• Task statement:
Type out the data exactly as given. Skip any image.

(Items from a figure collection)
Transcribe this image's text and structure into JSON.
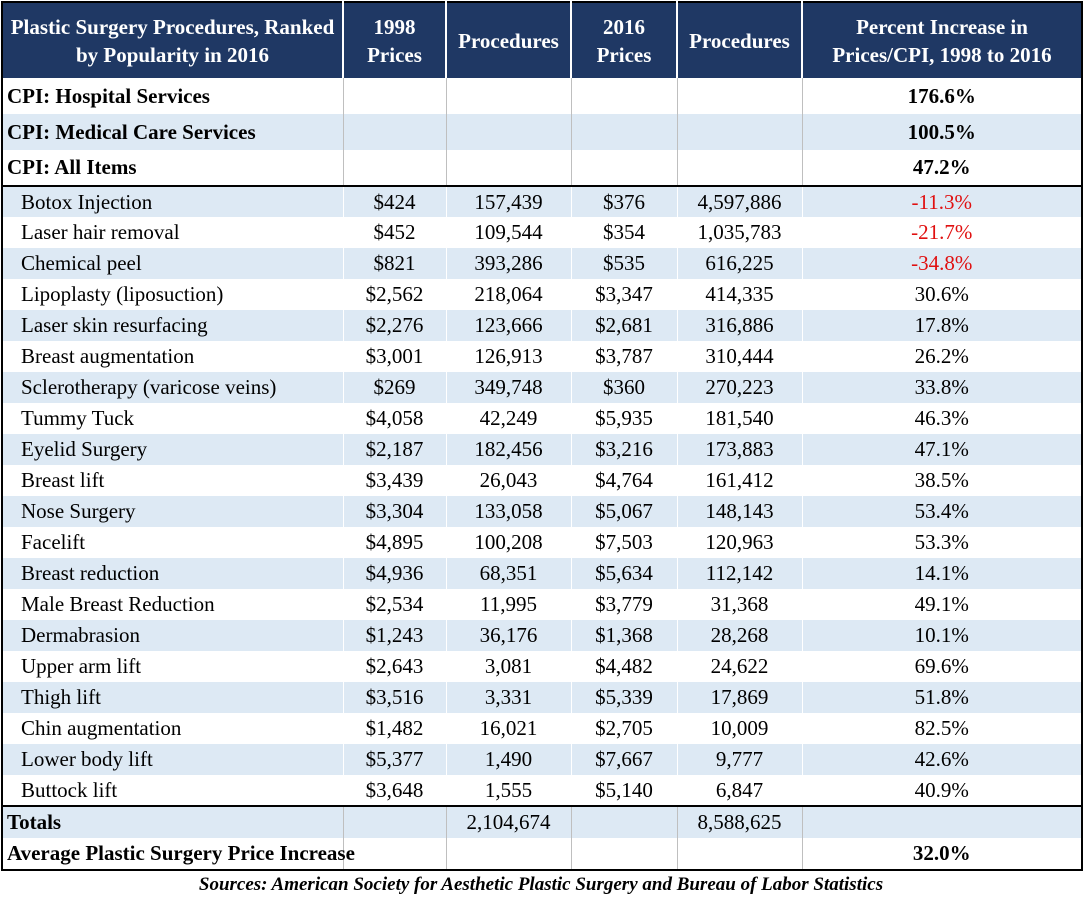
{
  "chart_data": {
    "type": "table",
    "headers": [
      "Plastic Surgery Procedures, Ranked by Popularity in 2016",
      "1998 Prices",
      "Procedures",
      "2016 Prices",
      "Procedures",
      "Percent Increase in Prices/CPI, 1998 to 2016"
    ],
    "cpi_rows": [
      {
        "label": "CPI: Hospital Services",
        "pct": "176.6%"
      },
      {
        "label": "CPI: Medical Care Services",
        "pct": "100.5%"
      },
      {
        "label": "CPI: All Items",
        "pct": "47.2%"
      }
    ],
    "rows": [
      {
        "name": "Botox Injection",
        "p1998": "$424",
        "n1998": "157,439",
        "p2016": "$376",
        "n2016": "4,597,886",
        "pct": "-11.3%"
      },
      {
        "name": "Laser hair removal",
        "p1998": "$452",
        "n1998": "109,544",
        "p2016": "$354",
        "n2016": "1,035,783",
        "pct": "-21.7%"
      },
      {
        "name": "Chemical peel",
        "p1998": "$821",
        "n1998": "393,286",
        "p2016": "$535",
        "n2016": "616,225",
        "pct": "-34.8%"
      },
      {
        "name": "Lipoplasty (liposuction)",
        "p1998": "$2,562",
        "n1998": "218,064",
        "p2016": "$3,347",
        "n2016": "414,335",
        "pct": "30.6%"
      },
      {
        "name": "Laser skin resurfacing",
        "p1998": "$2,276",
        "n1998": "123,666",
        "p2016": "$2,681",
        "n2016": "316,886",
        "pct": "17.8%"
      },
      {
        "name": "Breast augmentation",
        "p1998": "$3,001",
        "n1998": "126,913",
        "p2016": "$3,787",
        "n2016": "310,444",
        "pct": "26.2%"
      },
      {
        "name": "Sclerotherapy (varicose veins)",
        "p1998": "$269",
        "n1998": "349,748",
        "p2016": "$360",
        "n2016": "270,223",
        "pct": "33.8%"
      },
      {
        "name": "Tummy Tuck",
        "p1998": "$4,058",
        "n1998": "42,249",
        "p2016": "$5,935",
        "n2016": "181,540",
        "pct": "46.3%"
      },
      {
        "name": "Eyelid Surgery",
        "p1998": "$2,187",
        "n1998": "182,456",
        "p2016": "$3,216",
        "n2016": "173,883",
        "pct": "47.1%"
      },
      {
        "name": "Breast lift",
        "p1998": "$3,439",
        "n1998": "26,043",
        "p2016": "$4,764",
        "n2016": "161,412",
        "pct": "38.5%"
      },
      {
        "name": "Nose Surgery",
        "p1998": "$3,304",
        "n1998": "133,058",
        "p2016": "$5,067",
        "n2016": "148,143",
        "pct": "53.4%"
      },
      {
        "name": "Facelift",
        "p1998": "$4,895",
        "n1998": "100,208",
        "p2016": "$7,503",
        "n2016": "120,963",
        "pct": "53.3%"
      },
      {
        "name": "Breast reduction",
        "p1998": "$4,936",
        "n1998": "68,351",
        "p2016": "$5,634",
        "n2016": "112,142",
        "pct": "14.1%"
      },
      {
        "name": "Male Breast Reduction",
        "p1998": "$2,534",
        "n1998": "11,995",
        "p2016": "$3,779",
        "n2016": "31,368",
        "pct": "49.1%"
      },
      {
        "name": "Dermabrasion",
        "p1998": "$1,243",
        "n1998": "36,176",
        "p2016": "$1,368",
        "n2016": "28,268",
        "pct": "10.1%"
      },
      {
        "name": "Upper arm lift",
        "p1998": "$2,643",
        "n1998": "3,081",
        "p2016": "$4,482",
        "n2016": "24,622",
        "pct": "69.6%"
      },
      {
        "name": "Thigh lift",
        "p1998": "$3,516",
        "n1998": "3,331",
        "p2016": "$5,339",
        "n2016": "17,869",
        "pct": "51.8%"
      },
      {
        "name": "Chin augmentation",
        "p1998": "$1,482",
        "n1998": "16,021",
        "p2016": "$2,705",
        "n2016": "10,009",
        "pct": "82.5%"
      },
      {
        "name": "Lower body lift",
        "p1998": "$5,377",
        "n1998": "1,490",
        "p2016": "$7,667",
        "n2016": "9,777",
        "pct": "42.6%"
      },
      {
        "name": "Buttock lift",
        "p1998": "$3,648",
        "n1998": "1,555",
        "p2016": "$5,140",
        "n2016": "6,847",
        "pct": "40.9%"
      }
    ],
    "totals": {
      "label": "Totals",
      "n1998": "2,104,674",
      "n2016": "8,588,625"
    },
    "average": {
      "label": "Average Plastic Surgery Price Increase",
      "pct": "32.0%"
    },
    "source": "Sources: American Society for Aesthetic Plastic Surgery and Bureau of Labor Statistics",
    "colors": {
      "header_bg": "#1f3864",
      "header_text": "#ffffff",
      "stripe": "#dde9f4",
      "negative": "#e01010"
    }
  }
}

• Full response:
Transcribe this image's text and structure into JSON.
{
  "chart_data": {
    "type": "table",
    "headers": [
      "Plastic Surgery Procedures, Ranked by Popularity in 2016",
      "1998 Prices",
      "Procedures",
      "2016 Prices",
      "Procedures",
      "Percent Increase in Prices/CPI, 1998 to 2016"
    ],
    "cpi_rows": [
      {
        "label": "CPI: Hospital Services",
        "pct": "176.6%"
      },
      {
        "label": "CPI: Medical Care Services",
        "pct": "100.5%"
      },
      {
        "label": "CPI: All Items",
        "pct": "47.2%"
      }
    ],
    "rows": [
      {
        "name": "Botox Injection",
        "p1998": "$424",
        "n1998": "157,439",
        "p2016": "$376",
        "n2016": "4,597,886",
        "pct": "-11.3%"
      },
      {
        "name": "Laser hair removal",
        "p1998": "$452",
        "n1998": "109,544",
        "p2016": "$354",
        "n2016": "1,035,783",
        "pct": "-21.7%"
      },
      {
        "name": "Chemical peel",
        "p1998": "$821",
        "n1998": "393,286",
        "p2016": "$535",
        "n2016": "616,225",
        "pct": "-34.8%"
      },
      {
        "name": "Lipoplasty (liposuction)",
        "p1998": "$2,562",
        "n1998": "218,064",
        "p2016": "$3,347",
        "n2016": "414,335",
        "pct": "30.6%"
      },
      {
        "name": "Laser skin resurfacing",
        "p1998": "$2,276",
        "n1998": "123,666",
        "p2016": "$2,681",
        "n2016": "316,886",
        "pct": "17.8%"
      },
      {
        "name": "Breast augmentation",
        "p1998": "$3,001",
        "n1998": "126,913",
        "p2016": "$3,787",
        "n2016": "310,444",
        "pct": "26.2%"
      },
      {
        "name": "Sclerotherapy (varicose veins)",
        "p1998": "$269",
        "n1998": "349,748",
        "p2016": "$360",
        "n2016": "270,223",
        "pct": "33.8%"
      },
      {
        "name": "Tummy Tuck",
        "p1998": "$4,058",
        "n1998": "42,249",
        "p2016": "$5,935",
        "n2016": "181,540",
        "pct": "46.3%"
      },
      {
        "name": "Eyelid Surgery",
        "p1998": "$2,187",
        "n1998": "182,456",
        "p2016": "$3,216",
        "n2016": "173,883",
        "pct": "47.1%"
      },
      {
        "name": "Breast lift",
        "p1998": "$3,439",
        "n1998": "26,043",
        "p2016": "$4,764",
        "n2016": "161,412",
        "pct": "38.5%"
      },
      {
        "name": "Nose Surgery",
        "p1998": "$3,304",
        "n1998": "133,058",
        "p2016": "$5,067",
        "n2016": "148,143",
        "pct": "53.4%"
      },
      {
        "name": "Facelift",
        "p1998": "$4,895",
        "n1998": "100,208",
        "p2016": "$7,503",
        "n2016": "120,963",
        "pct": "53.3%"
      },
      {
        "name": "Breast reduction",
        "p1998": "$4,936",
        "n1998": "68,351",
        "p2016": "$5,634",
        "n2016": "112,142",
        "pct": "14.1%"
      },
      {
        "name": "Male Breast Reduction",
        "p1998": "$2,534",
        "n1998": "11,995",
        "p2016": "$3,779",
        "n2016": "31,368",
        "pct": "49.1%"
      },
      {
        "name": "Dermabrasion",
        "p1998": "$1,243",
        "n1998": "36,176",
        "p2016": "$1,368",
        "n2016": "28,268",
        "pct": "10.1%"
      },
      {
        "name": "Upper arm lift",
        "p1998": "$2,643",
        "n1998": "3,081",
        "p2016": "$4,482",
        "n2016": "24,622",
        "pct": "69.6%"
      },
      {
        "name": "Thigh lift",
        "p1998": "$3,516",
        "n1998": "3,331",
        "p2016": "$5,339",
        "n2016": "17,869",
        "pct": "51.8%"
      },
      {
        "name": "Chin augmentation",
        "p1998": "$1,482",
        "n1998": "16,021",
        "p2016": "$2,705",
        "n2016": "10,009",
        "pct": "82.5%"
      },
      {
        "name": "Lower body lift",
        "p1998": "$5,377",
        "n1998": "1,490",
        "p2016": "$7,667",
        "n2016": "9,777",
        "pct": "42.6%"
      },
      {
        "name": "Buttock lift",
        "p1998": "$3,648",
        "n1998": "1,555",
        "p2016": "$5,140",
        "n2016": "6,847",
        "pct": "40.9%"
      }
    ],
    "totals": {
      "label": "Totals",
      "n1998": "2,104,674",
      "n2016": "8,588,625"
    },
    "average": {
      "label": "Average Plastic Surgery Price Increase",
      "pct": "32.0%"
    },
    "source": "Sources: American Society for Aesthetic Plastic Surgery and Bureau of Labor Statistics",
    "colors": {
      "header_bg": "#1f3864",
      "header_text": "#ffffff",
      "stripe": "#dde9f4",
      "negative": "#e01010"
    }
  }
}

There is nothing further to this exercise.